__Source__:
This thread has been locked.

If you have a related question, please click the "Ask a related question" button in the top right corner. The newly created question will be automatically linked to this question.

OpenMP BenchMarking

Hello,

I am using  OpenMP 2.x for KeyStone 1 C6678 device. I have modified the OpenMP example program hello_with_make to use a OpenMP parallel for pragma

#pragma DATA_SECTION (count,"DDR3")
int count[8] = {0,0,0,0,0,0,0,0};

#define H_LEN 5
#define X_LEN 1000 

int x[X_LEN+H_LEN-1]; int h[H_LEN]; int y[X_LEN+H_LEN-1];

int main (int argc, char *argv[]) {

int h_len = H_LEN; int x_len = X_LEN; int conv_len = h_len + x_len - 1;

test_variable |= 0x02;

for(int i=0; i < X_LEN; i++)   x[i] = i+1;
for(int i=X_LEN; i < X_LEN + H_LEN; i++)  x[i] = 0;
for(int i = 0; i < H_LEN; i++) h[i] = H_LEN - i + 1;

test_variable |= 0x04;

timer_start[DNUM] = _itoll(TSCH, TSCL);

#pragma omp parallel for
for (int i = 0; i < conv_len; i++) {
       int sum = 0;
       for (int j = 0; j < h_len; j++) {
              count[DNUM]++;
              sum += h[j] * x[i + j];
      }
      y[i] = sum;
}

timer_end = _itoll(TSCH, TSCL);
frame_cyc[DNUM] = timer_end - timer_start[DNUM];

test_variable |= 0x08;

return 0;
}

With OpenMP.numCores = 4 I am getting frame_cyc[0] as 0x121ab and count[0] as 0x139c and all other counts as 0.

With OpenMP.numCores = 8 frame_cyc[0] is 0x12296 and count[0] as 0x139c and all other counts as 0.  I have tried using private(i, j) and was able to get Count[] values that made sense, but I'd like to use "int i" and "int j" which are given in the OpenMP tutorials.

I am changing number is cores used in cfg file. I looked at the thread

https://e2e.ti.com/support/dsp/c6000_multi-core_dsps/f/639/t/265543 but couldnt find a solution for this issue. 

So far, I have never got any TSC-based profiling values that make sense.

Why is 8 cores showing more frame_cyc count than 4 cores? What else can I try to debug this problem?

Thanks
Anish
Signalogic 

  • Hi Anish,
    Thank you for the post. We will get back to you.
  • Hi Anish,

    It seems you didn't enable support for OpenMP 3.0 (--openmp, --omp) in project properties->C6000 compiler ->Advanced Options-> Advance Optimizations.

__Supplied data__:
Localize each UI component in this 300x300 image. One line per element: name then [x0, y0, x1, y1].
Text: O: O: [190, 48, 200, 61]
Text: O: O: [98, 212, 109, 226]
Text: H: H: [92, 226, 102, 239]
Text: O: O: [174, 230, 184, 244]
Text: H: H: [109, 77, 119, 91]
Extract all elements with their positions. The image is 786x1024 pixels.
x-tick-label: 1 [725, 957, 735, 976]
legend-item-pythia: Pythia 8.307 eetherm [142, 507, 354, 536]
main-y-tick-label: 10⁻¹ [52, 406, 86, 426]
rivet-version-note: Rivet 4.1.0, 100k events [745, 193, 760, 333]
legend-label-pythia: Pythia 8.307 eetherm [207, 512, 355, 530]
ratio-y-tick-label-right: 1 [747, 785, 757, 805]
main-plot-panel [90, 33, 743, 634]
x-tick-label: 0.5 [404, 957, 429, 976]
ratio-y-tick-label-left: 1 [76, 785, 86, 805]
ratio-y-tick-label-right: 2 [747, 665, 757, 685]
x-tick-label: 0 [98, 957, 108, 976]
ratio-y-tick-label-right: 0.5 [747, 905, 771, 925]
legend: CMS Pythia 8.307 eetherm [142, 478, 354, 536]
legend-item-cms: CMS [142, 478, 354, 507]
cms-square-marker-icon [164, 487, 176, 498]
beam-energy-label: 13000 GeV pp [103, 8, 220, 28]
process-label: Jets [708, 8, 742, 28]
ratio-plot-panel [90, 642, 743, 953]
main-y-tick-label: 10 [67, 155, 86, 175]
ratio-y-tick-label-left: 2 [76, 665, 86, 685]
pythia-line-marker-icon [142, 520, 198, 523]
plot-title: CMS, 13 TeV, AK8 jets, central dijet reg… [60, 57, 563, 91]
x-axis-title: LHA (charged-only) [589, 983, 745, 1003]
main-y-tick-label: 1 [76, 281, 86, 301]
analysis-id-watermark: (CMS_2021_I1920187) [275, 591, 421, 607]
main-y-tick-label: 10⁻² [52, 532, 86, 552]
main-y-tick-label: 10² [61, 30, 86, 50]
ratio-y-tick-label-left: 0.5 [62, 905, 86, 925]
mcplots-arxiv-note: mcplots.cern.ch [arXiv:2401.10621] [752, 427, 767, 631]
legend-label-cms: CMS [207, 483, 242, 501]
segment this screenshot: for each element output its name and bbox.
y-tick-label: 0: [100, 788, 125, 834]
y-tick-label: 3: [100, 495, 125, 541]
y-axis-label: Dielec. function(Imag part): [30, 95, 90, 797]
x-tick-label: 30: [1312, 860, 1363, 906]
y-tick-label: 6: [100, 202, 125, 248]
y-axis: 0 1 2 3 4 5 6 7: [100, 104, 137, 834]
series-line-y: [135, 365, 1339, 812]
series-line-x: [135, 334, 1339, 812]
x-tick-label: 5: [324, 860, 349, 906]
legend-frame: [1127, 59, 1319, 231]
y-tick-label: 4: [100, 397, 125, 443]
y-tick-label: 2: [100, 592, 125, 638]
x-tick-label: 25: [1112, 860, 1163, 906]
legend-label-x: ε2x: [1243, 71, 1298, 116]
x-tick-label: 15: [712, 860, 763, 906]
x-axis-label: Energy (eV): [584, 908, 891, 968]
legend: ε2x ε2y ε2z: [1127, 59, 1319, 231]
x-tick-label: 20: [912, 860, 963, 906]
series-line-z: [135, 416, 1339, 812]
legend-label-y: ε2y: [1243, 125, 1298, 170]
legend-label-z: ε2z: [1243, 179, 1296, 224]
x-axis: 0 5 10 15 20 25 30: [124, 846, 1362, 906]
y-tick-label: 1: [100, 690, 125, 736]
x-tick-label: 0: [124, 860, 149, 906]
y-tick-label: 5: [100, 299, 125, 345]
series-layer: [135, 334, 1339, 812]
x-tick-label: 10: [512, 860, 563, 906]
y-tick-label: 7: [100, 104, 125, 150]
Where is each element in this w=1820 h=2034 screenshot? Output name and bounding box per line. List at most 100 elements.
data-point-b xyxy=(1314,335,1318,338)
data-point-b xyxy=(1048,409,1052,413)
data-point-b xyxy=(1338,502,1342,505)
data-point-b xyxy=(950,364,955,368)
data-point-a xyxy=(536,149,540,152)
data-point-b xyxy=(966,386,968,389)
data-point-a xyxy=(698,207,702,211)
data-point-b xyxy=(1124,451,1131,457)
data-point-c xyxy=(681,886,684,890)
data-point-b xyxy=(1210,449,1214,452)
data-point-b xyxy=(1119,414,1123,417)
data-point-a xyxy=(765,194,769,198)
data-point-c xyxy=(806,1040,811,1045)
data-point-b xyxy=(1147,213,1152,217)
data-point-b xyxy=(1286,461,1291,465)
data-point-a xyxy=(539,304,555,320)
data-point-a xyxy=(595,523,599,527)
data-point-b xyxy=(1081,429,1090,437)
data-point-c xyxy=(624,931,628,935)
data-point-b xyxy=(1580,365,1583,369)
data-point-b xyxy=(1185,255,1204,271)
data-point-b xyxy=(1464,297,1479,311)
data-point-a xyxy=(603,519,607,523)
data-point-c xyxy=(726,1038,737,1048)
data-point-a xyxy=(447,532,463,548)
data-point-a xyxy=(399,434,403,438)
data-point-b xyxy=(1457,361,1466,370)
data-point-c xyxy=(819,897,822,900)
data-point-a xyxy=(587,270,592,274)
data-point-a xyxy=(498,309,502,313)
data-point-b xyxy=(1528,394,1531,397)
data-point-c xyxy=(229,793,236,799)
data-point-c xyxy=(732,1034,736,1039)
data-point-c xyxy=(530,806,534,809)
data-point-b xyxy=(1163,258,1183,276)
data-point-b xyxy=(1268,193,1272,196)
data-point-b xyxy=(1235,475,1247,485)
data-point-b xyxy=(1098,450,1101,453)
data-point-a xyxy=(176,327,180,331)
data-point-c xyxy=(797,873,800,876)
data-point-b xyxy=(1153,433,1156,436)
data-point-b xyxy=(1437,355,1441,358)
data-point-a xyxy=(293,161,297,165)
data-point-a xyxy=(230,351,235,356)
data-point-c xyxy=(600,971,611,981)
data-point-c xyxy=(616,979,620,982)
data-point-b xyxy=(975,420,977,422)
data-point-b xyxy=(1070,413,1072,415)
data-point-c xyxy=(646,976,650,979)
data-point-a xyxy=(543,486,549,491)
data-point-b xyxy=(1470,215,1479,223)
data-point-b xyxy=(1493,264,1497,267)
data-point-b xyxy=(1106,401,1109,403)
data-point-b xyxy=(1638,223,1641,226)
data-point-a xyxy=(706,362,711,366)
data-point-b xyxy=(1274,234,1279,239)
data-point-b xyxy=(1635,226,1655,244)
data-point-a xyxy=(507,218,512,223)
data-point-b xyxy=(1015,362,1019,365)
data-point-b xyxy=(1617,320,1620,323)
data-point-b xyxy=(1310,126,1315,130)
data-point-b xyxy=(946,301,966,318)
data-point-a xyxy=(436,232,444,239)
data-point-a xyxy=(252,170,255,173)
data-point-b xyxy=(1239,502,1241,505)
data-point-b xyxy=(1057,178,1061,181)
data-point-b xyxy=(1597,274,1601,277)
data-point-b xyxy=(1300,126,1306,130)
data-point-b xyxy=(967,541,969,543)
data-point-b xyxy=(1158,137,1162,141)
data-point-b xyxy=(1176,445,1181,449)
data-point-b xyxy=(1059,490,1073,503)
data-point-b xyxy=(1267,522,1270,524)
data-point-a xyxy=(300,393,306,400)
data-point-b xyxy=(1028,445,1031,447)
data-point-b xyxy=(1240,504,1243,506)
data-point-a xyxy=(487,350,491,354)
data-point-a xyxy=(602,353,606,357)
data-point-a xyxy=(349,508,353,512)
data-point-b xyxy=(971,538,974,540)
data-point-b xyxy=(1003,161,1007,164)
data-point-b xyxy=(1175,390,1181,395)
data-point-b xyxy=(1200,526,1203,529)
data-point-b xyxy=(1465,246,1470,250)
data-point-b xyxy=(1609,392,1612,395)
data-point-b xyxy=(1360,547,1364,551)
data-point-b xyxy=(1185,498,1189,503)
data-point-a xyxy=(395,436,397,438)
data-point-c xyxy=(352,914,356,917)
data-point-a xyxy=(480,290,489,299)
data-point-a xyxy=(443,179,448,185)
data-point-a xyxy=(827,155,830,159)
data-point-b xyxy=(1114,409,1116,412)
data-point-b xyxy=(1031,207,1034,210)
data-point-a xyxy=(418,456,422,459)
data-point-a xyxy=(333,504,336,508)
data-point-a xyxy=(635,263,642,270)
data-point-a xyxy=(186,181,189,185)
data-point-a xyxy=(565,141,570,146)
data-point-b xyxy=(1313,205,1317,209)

__Work to be completed__: In the OpenMP benchmarking thread, why does the poster want to declare the loop variables as "int i" and "int j" rather than rely on private(i, j)? Answer in one to three sentences.

__Completed task__: The poster wants to use "int i" and "int j" because that is how the OpenMP tutorials write them. This is despite private(i, j) having already produced Count[] values that made sense.